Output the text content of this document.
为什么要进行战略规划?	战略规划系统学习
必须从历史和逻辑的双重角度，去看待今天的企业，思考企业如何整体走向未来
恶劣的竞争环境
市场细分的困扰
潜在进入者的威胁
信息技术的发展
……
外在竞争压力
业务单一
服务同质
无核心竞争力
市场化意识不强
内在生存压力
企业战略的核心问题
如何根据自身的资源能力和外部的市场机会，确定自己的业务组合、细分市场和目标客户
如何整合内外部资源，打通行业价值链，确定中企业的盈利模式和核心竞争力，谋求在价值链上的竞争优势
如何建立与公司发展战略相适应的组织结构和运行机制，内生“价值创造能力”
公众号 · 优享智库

^^^^^^^^^^^^^^^^

Extract all of the data above without altering anything.

▶ _Answer to the problem_:
Output the text content of this document.
为什么要进行战略规划?	战略规划系统学习
必须从历史和逻辑的双重角度，去看待今天的企业，思考企业如何整体走向未来
恶劣的竞争环境
市场细分的困扰
潜在进入者的威胁
信息技术的发展
……
外在竞争压力
业务单一
服务同质
无核心竞争力
市场化意识不强
内在生存压力
企业战略的核心问题
如何根据自身的资源能力和外部的市场机会，确定自己的业务组合、细分市场和目标客户
如何整合内外部资源，打通行业价值链，确定中企业的盈利模式和核心竞争力，谋求在价值链上的竞争优势
如何建立与公司发展战略相适应的组织结构和运行机制，内生“价值创造能力”
公众号 · 优享智库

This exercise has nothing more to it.